PROBLEM DESCRIPTION:
Continue the horse-rescue story below, picking up right after its final sentence.

READING TEXT:

======

Rescuing horses is such a fulfilling business…

Horse Tales – Part 2

After the seventh attempt to get her to walk up the ramp onto the trailer, the will to rescue this mangy old nag was quickly slipping away, as was the control over my temper.

Standing in the rain in the car park of the Manchester Arms using every trick my friend Si and I knew to get a horse that wasn’t even mine to load onto a trailer wasn’t my idea of a fantastic Saturday afternoon.

Harley didn’t seem to understand that I was trying to save her from freezing/starving to death under the neglectful care of her owner. Either that, or she thought it was hilarious to be an awkward bitch.

We tried putting some straw down to cover the ramp; horses aren’t the cleverest of animals and are easily duped. Apparently not this one though. She’s cleverer than she looks, contrary to the myth about Thoroughbreds being the bimbos of the horse world.

======

GIVEN ENTRIES:
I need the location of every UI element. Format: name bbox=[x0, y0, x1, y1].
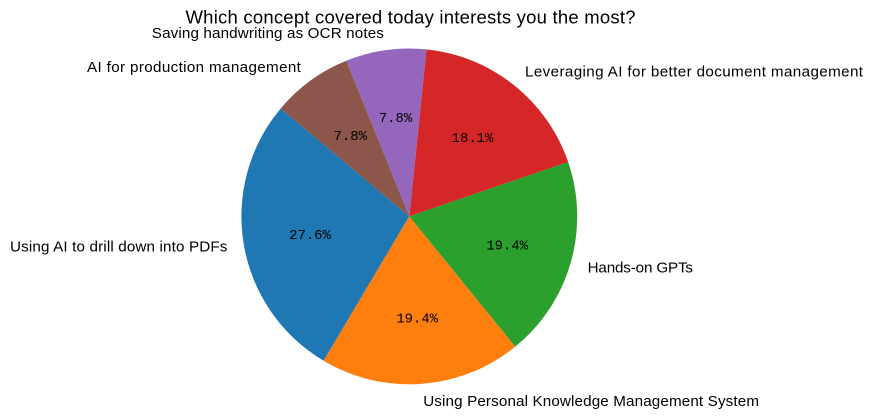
svg-text:Which concept covered today in: Which concept covered today interests yo… bbox=[186, 7, 636, 28]
svg-text:AI for production management: AI for production management bbox=[87, 59, 302, 76]
svg-text:19.4%: 19.4% bbox=[486, 238, 528, 254]
svg-text:7.8%: 7.8% bbox=[379, 111, 413, 127]
svg-text:27.6%: 27.6% bbox=[289, 228, 331, 244]
svg-text:18.1%: 18.1% bbox=[452, 131, 494, 147]
svg-text:Hands-on GPTs: Hands-on GPTs bbox=[588, 260, 694, 277]
svg-text:Using AI to drill down into PD: Using AI to drill down into PDFs bbox=[10, 239, 228, 256]
svg-text:7.8%: 7.8% bbox=[334, 129, 368, 145]
svg-text:Leveraging AI for better docum: Leveraging AI for better document manage… bbox=[525, 63, 864, 80]
svg-text:19.4%: 19.4% bbox=[396, 311, 438, 327]
svg-text:Saving handwriting as OCR note: Saving handwriting as OCR notes bbox=[152, 25, 385, 42]
svg-text:Using Personal Knowledge Manag: Using Personal Knowledge Management Syst… bbox=[423, 393, 759, 410]
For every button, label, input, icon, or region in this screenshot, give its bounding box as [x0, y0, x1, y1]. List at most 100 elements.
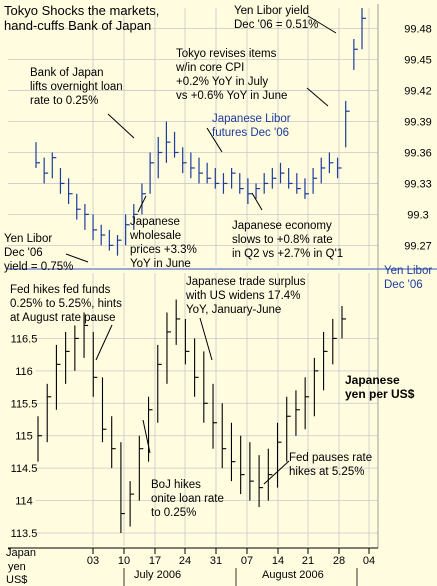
annotation-trade-1: Japanese trade surplus	[186, 276, 306, 288]
price-bars	[35, 8, 366, 534]
chart-title-line1: Tokyo Shocks the markets,	[4, 3, 159, 18]
libor-bar	[133, 204, 138, 230]
libor-bar	[312, 167, 318, 194]
annotation-libor-low-2: Dec '06	[4, 247, 43, 259]
libor-bar	[67, 178, 73, 205]
yen-bar	[65, 331, 70, 384]
x-month-august: August 2006	[262, 569, 324, 581]
yen-bar	[138, 435, 144, 501]
y-tick-label-bottom: 114	[15, 496, 33, 508]
yen-bar	[46, 383, 52, 443]
yen-bar	[120, 442, 125, 534]
libor-bar	[157, 137, 163, 179]
libor-bar	[255, 183, 261, 199]
annotation-fed-hike-1: Fed hikes fed funds	[10, 284, 111, 296]
y-tick-label-top: 99.39	[404, 117, 432, 129]
annotation-trade-2: with US widens 17.4%	[185, 290, 300, 302]
leader-cpi	[306, 87, 329, 107]
libor-bar	[247, 178, 252, 205]
libor-bar	[271, 167, 277, 189]
leader-boj-lift	[107, 113, 135, 139]
libor-bar	[190, 152, 195, 179]
annotation-libor-low-3: yield = 0.75%	[4, 261, 73, 273]
x-tick-label: 10	[118, 555, 130, 567]
libor-bar	[51, 152, 57, 179]
yen-bar	[101, 377, 107, 443]
libor-bar	[231, 167, 236, 189]
libor-bar	[59, 167, 65, 194]
annotation-trade-3: YoY, January-June	[186, 304, 281, 316]
libor-bar	[100, 224, 106, 246]
yen-bar	[258, 455, 264, 508]
leader-fed-hike	[95, 324, 113, 361]
yen-bar	[194, 338, 199, 397]
y-tick-label-bottom: 116	[15, 366, 33, 378]
libor-bar	[149, 152, 155, 194]
y-tick-label-top: 99.48	[404, 24, 432, 36]
libor-bar	[125, 214, 130, 246]
annotation-libor-futures-2: futures Dec '06	[212, 127, 289, 139]
yen-bar	[304, 377, 310, 430]
libor-bar	[345, 100, 350, 148]
libor-bar	[206, 162, 212, 184]
yen-bar	[111, 416, 116, 469]
annotation-economy-2: slows to +0.8% rate	[232, 234, 333, 246]
y-tick-label-bottom: 113.5	[11, 528, 38, 540]
libor-bar	[92, 214, 98, 241]
yen-bar	[221, 403, 227, 469]
libor-bar	[84, 204, 89, 230]
yen-bar	[249, 442, 254, 501]
yen-bar	[147, 396, 153, 462]
annotation-libor-right-2: Dec '06	[384, 279, 423, 291]
yen-bar	[74, 325, 79, 371]
annotation-boj-hike-3: to 0.25%	[151, 507, 196, 519]
libor-bar	[173, 131, 179, 158]
libor-bar	[182, 147, 187, 174]
leader-wholesale	[137, 195, 147, 213]
y-tick-label-bottom: 116.5	[11, 333, 38, 345]
yen-bar	[295, 390, 300, 436]
annotation-fed-pause-1: Fed pauses rate	[289, 452, 372, 464]
annotation-libor-right-1: Yen Libor	[384, 265, 432, 277]
libor-bar	[328, 152, 334, 174]
yen-bar	[341, 305, 346, 339]
libor-bar	[296, 173, 301, 194]
yen-bar	[276, 422, 282, 488]
libor-bar	[336, 157, 342, 179]
annotation-leaders	[65, 15, 337, 485]
x-tick-label: 03	[87, 555, 99, 567]
x-tick-label: 21	[302, 555, 314, 567]
chart-title-line2: hand-cuffs Bank of Japan	[4, 18, 151, 33]
leader-libor-low	[65, 253, 89, 263]
y-tick-label-bottom: 115.5	[11, 398, 38, 410]
libor-bar	[116, 235, 122, 256]
yen-bar	[184, 318, 190, 365]
yen-bar	[175, 299, 181, 345]
x-tick-label: 28	[333, 555, 345, 567]
yen-bar	[203, 351, 208, 423]
libor-bar	[288, 167, 293, 189]
annotation-boj-hike-1: BoJ hikes	[151, 479, 201, 491]
x-tick-label: 24	[179, 555, 191, 567]
y-tick-label-bottom: 115	[15, 431, 33, 443]
yen-bar	[166, 312, 171, 384]
leader-libor-yield-top	[307, 15, 337, 34]
leader-boj-hike	[142, 419, 151, 454]
annotation-libor-futures-1: Japanese Libor	[212, 113, 291, 125]
annotation-boj-lift-1: Bank of Japan	[30, 67, 104, 79]
annotation-fed-pause-2: hikes at 5.25%	[289, 466, 364, 478]
annotation-economy-1: Japanese economy	[232, 220, 332, 232]
annotation-cpi-1: Tokyo revises items	[176, 48, 277, 60]
annotation-wholesale-3: prices +3.3%	[130, 244, 197, 256]
x-tick-label: 31	[210, 555, 222, 567]
gridlines	[8, 8, 378, 546]
x-tick-label: 14	[272, 555, 284, 567]
annotation-cpi-4: vs +0.6% YoY in June	[176, 90, 287, 102]
yen-bar	[332, 318, 337, 365]
libor-bar	[263, 173, 269, 194]
annotation-fed-hike-3: at August rate pause	[10, 312, 116, 324]
libor-bar	[353, 38, 358, 70]
libor-bar	[141, 183, 146, 215]
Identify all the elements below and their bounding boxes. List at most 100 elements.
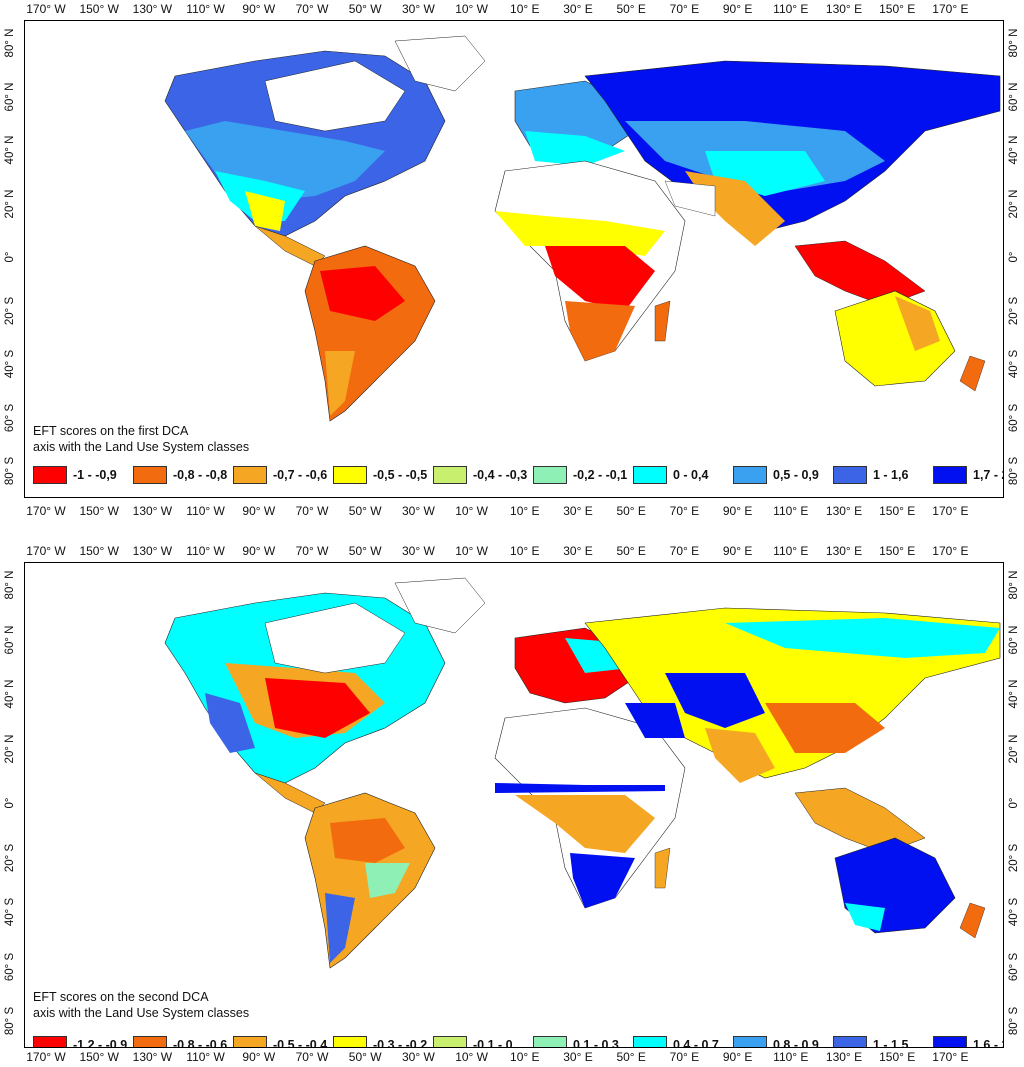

======

EXERCISE ANSWER:
We tried looping a lunge line round her bony arse to persuade her to walk forwards. That resulted in her spinning round, knocking Si over and getting her legs tangled in the lunge line in the process.

We tried everything. And you know what; I can’t even remember what worked in the end. I think she just got bored of mocking us and getting wet and decided to put herself on the trailer in her, what I was soon to learn was typical, contrary fashion.

I felt very pleased with myself, in a holier-than-thou and virtuous way. I had SAVED this poor, defenceless animal. She would have DIED that winter were it not for me.

Little did I know I’d regularly be wishing death upon her for the next five years.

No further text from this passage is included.